[START OF Supplied information]
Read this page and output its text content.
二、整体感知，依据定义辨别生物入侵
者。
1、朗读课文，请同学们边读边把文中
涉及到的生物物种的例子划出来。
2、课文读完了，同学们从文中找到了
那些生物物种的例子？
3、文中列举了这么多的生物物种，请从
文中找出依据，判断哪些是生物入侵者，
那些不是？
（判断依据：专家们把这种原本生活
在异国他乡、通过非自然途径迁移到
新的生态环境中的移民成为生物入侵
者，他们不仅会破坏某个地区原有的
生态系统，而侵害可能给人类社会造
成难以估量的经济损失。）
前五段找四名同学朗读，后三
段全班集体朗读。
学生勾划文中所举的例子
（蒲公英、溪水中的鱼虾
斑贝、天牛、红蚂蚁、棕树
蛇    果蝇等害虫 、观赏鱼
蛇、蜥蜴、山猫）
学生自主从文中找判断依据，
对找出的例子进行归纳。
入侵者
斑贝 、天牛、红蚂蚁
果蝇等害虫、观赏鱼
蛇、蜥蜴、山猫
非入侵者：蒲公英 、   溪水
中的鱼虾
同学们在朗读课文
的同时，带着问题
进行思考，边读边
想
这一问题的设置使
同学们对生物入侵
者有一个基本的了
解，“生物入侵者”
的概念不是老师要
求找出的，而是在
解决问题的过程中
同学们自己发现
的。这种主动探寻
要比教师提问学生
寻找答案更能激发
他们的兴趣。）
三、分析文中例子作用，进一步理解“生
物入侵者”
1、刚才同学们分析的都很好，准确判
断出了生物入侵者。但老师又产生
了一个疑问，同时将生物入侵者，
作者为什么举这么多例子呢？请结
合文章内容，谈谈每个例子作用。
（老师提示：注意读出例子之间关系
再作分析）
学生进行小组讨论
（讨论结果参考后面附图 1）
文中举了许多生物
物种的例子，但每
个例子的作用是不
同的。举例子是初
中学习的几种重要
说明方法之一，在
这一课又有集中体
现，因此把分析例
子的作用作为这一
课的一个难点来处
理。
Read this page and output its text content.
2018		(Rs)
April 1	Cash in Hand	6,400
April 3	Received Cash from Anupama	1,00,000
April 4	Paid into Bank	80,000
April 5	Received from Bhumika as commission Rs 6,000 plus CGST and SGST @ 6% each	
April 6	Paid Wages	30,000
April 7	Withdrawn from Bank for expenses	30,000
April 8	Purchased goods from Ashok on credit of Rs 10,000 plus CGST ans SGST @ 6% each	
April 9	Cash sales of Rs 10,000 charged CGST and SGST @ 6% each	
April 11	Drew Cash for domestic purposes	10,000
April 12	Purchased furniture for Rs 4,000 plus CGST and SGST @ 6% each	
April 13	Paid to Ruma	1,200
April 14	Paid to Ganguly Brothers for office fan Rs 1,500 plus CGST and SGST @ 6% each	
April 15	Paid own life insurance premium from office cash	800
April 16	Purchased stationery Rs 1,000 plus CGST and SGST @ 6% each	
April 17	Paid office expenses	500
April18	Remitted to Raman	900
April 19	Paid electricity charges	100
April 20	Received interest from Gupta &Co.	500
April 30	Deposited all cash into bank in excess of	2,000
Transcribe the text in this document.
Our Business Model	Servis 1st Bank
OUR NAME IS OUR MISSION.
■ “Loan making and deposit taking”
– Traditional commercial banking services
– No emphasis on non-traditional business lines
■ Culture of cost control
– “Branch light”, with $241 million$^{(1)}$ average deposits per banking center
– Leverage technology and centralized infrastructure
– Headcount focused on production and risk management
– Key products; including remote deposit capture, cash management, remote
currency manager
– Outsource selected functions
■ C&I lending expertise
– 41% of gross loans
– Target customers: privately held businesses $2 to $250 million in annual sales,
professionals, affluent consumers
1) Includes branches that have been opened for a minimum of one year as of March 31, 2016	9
[END OF Supplied information]
Problem details
Return the listing above in full, character for character.

Answer to the problem
Read this page and output its text content.
二、整体感知，依据定义辨别生物入侵
者。
1、朗读课文，请同学们边读边把文中
涉及到的生物物种的例子划出来。
2、课文读完了，同学们从文中找到了
那些生物物种的例子？
3、文中列举了这么多的生物物种，请从
文中找出依据，判断哪些是生物入侵者，
那些不是？
（判断依据：专家们把这种原本生活
在异国他乡、通过非自然途径迁移到
新的生态环境中的移民成为生物入侵
者，他们不仅会破坏某个地区原有的
生态系统，而侵害可能给人类社会造
成难以估量的经济损失。）
前五段找四名同学朗读，后三
段全班集体朗读。
学生勾划文中所举的例子
（蒲公英、溪水中的鱼虾
斑贝、天牛、红蚂蚁、棕树
蛇    果蝇等害虫 、观赏鱼
蛇、蜥蜴、山猫）
学生自主从文中找判断依据，
对找出的例子进行归纳。
入侵者
斑贝 、天牛、红蚂蚁
果蝇等害虫、观赏鱼
蛇、蜥蜴、山猫
非入侵者：蒲公英 、   溪水
中的鱼虾
同学们在朗读课文
的同时，带着问题
进行思考，边读边
想
这一问题的设置使
同学们对生物入侵
者有一个基本的了
解，“生物入侵者”
的概念不是老师要
求找出的，而是在
解决问题的过程中
同学们自己发现
的。这种主动探寻
要比教师提问学生
寻找答案更能激发
他们的兴趣。）
三、分析文中例子作用，进一步理解“生
物入侵者”
1、刚才同学们分析的都很好，准确判
断出了生物入侵者。但老师又产生
了一个疑问，同时将生物入侵者，
作者为什么举这么多例子呢？请结
合文章内容，谈谈每个例子作用。
（老师提示：注意读出例子之间关系
再作分析）
学生进行小组讨论
（讨论结果参考后面附图 1）
文中举了许多生物
物种的例子，但每
个例子的作用是不
同的。举例子是初
中学习的几种重要
说明方法之一，在
这一课又有集中体
现，因此把分析例
子的作用作为这一
课的一个难点来处
理。
Read this page and output its text content.
2018		(Rs)
April 1	Cash in Hand	6,400
April 3	Received Cash from Anupama	1,00,000
April 4	Paid into Bank	80,000
April 5	Received from Bhumika as commission Rs 6,000 plus CGST and SGST @ 6% each	
April 6	Paid Wages	30,000
April 7	Withdrawn from Bank for expenses	30,000
April 8	Purchased goods from Ashok on credit of Rs 10,000 plus CGST ans SGST @ 6% each	
April 9	Cash sales of Rs 10,000 charged CGST and SGST @ 6% each	
April 11	Drew Cash for domestic purposes	10,000
April 12	Purchased furniture for Rs 4,000 plus CGST and SGST @ 6% each	
April 13	Paid to Ruma	1,200
April 14	Paid to Ganguly Brothers for office fan Rs 1,500 plus CGST and SGST @ 6% each	
April 15	Paid own life insurance premium from office cash	800
April 16	Purchased stationery Rs 1,000 plus CGST and SGST @ 6% each	
April 17	Paid office expenses	500
April18	Remitted to Raman	900
April 19	Paid electricity charges	100
April 20	Received interest from Gupta &Co.	500
April 30	Deposited all cash into bank in excess of	2,000
Transcribe the text in this document.
Our Business Model	Servis 1st Bank
OUR NAME IS OUR MISSION.
■ “Loan making and deposit taking”
– Traditional commercial banking services
– No emphasis on non-traditional business lines
■ Culture of cost control
– “Branch light”, with $241 million$^{(1)}$ average deposits per banking center
– Leverage technology and centralized infrastructure
– Headcount focused on production and risk management
– Key products; including remote deposit capture, cash management, remote
currency manager
– Outsource selected functions
■ C&I lending expertise
– 41% of gross loans
– Target customers: privately held businesses $2 to $250 million in annual sales,
professionals, affluent consumers
1) Includes branches that have been opened for a minimum of one year as of March 31, 2016	9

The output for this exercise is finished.